WORK INSTRUCTIONS:
Print the complete set of entries exactly.

╭──

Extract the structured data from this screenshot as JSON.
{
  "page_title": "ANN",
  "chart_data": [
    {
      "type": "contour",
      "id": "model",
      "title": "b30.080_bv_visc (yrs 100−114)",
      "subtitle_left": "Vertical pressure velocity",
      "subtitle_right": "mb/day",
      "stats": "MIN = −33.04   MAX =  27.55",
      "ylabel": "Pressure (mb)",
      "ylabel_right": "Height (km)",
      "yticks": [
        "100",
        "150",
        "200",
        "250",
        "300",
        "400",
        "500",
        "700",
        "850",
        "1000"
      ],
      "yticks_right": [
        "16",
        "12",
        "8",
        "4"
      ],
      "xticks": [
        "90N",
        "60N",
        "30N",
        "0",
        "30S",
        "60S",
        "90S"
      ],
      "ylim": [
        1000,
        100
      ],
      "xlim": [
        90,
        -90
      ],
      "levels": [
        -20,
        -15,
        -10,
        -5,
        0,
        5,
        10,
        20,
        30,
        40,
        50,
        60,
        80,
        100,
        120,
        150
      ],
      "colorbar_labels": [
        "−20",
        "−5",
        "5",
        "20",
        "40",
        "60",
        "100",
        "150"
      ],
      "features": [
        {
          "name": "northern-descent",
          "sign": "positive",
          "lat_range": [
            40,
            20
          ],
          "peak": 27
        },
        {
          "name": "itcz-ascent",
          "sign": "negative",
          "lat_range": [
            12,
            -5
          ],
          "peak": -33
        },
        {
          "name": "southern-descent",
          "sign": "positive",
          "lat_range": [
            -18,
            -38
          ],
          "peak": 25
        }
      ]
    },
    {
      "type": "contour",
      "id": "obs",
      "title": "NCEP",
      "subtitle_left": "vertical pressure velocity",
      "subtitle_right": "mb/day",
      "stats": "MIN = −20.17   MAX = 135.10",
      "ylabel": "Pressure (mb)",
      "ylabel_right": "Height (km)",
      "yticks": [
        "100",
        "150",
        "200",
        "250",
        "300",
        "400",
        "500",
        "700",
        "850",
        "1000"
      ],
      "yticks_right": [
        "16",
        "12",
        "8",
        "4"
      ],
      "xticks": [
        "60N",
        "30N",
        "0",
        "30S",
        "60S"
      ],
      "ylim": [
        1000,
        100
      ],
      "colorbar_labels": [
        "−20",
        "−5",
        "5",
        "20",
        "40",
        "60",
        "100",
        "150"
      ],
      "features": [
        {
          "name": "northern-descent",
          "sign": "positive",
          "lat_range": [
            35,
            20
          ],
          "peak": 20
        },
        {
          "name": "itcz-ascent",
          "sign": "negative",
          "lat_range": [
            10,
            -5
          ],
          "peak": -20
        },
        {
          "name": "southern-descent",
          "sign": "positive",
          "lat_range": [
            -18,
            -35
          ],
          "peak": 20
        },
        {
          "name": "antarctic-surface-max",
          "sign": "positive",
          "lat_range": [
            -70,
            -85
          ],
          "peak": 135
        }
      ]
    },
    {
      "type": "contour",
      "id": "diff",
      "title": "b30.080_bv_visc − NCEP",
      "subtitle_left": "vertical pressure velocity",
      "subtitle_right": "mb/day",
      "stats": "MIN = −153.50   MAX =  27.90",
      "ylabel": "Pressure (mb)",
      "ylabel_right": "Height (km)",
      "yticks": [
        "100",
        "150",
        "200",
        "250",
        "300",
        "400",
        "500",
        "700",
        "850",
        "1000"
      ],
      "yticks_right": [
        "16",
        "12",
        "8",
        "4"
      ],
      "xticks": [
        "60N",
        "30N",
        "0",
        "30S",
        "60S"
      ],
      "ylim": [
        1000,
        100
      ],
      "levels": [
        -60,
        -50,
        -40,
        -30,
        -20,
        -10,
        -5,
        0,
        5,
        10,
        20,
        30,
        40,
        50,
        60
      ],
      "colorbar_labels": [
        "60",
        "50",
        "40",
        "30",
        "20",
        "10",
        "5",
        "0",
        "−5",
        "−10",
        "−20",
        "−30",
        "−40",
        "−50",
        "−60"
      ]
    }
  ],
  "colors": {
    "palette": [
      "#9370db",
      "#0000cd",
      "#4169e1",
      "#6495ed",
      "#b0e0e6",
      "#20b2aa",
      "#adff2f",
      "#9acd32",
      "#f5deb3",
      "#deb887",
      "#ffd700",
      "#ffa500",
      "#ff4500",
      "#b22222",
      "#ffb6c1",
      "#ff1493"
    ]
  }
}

╰──

SOLUTION TO THIS EXERCISE:
Extract the structured data from this screenshot as JSON.
{
  "page_title": "ANN",
  "chart_data": [
    {
      "type": "contour",
      "id": "model",
      "title": "b30.080_bv_visc (yrs 100−114)",
      "subtitle_left": "Vertical pressure velocity",
      "subtitle_right": "mb/day",
      "stats": "MIN = −33.04   MAX =  27.55",
      "ylabel": "Pressure (mb)",
      "ylabel_right": "Height (km)",
      "yticks": [
        "100",
        "150",
        "200",
        "250",
        "300",
        "400",
        "500",
        "700",
        "850",
        "1000"
      ],
      "yticks_right": [
        "16",
        "12",
        "8",
        "4"
      ],
      "xticks": [
        "90N",
        "60N",
        "30N",
        "0",
        "30S",
        "60S",
        "90S"
      ],
      "ylim": [
        1000,
        100
      ],
      "xlim": [
        90,
        -90
      ],
      "levels": [
        -20,
        -15,
        -10,
        -5,
        0,
        5,
        10,
        20,
        30,
        40,
        50,
        60,
        80,
        100,
        120,
        150
      ],
      "colorbar_labels": [
        "−20",
        "−5",
        "5",
        "20",
        "40",
        "60",
        "100",
        "150"
      ],
      "features": [
        {
          "name": "northern-descent",
          "sign": "positive",
          "lat_range": [
            40,
            20
          ],
          "peak": 27
        },
        {
          "name": "itcz-ascent",
          "sign": "negative",
          "lat_range": [
            12,
            -5
          ],
          "peak": -33
        },
        {
          "name": "southern-descent",
          "sign": "positive",
          "lat_range": [
            -18,
            -38
          ],
          "peak": 25
        }
      ]
    },
    {
      "type": "contour",
      "id": "obs",
      "title": "NCEP",
      "subtitle_left": "vertical pressure velocity",
      "subtitle_right": "mb/day",
      "stats": "MIN = −20.17   MAX = 135.10",
      "ylabel": "Pressure (mb)",
      "ylabel_right": "Height (km)",
      "yticks": [
        "100",
        "150",
        "200",
        "250",
        "300",
        "400",
        "500",
        "700",
        "850",
        "1000"
      ],
      "yticks_right": [
        "16",
        "12",
        "8",
        "4"
      ],
      "xticks": [
        "60N",
        "30N",
        "0",
        "30S",
        "60S"
      ],
      "ylim": [
        1000,
        100
      ],
      "colorbar_labels": [
        "−20",
        "−5",
        "5",
        "20",
        "40",
        "60",
        "100",
        "150"
      ],
      "features": [
        {
          "name": "northern-descent",
          "sign": "positive",
          "lat_range": [
            35,
            20
          ],
          "peak": 20
        },
        {
          "name": "itcz-ascent",
          "sign": "negative",
          "lat_range": [
            10,
            -5
          ],
          "peak": -20
        },
        {
          "name": "southern-descent",
          "sign": "positive",
          "lat_range": [
            -18,
            -35
          ],
          "peak": 20
        },
        {
          "name": "antarctic-surface-max",
          "sign": "positive",
          "lat_range": [
            -70,
            -85
          ],
          "peak": 135
        }
      ]
    },
    {
      "type": "contour",
      "id": "diff",
      "title": "b30.080_bv_visc − NCEP",
      "subtitle_left": "vertical pressure velocity",
      "subtitle_right": "mb/day",
      "stats": "MIN = −153.50   MAX =  27.90",
      "ylabel": "Pressure (mb)",
      "ylabel_right": "Height (km)",
      "yticks": [
        "100",
        "150",
        "200",
        "250",
        "300",
        "400",
        "500",
        "700",
        "850",
        "1000"
      ],
      "yticks_right": [
        "16",
        "12",
        "8",
        "4"
      ],
      "xticks": [
        "60N",
        "30N",
        "0",
        "30S",
        "60S"
      ],
      "ylim": [
        1000,
        100
      ],
      "levels": [
        -60,
        -50,
        -40,
        -30,
        -20,
        -10,
        -5,
        0,
        5,
        10,
        20,
        30,
        40,
        50,
        60
      ],
      "colorbar_labels": [
        "60",
        "50",
        "40",
        "30",
        "20",
        "10",
        "5",
        "0",
        "−5",
        "−10",
        "−20",
        "−30",
        "−40",
        "−50",
        "−60"
      ]
    }
  ],
  "colors": {
    "palette": [
      "#9370db",
      "#0000cd",
      "#4169e1",
      "#6495ed",
      "#b0e0e6",
      "#20b2aa",
      "#adff2f",
      "#9acd32",
      "#f5deb3",
      "#deb887",
      "#ffd700",
      "#ffa500",
      "#ff4500",
      "#b22222",
      "#ffb6c1",
      "#ff1493"
    ]
  }
}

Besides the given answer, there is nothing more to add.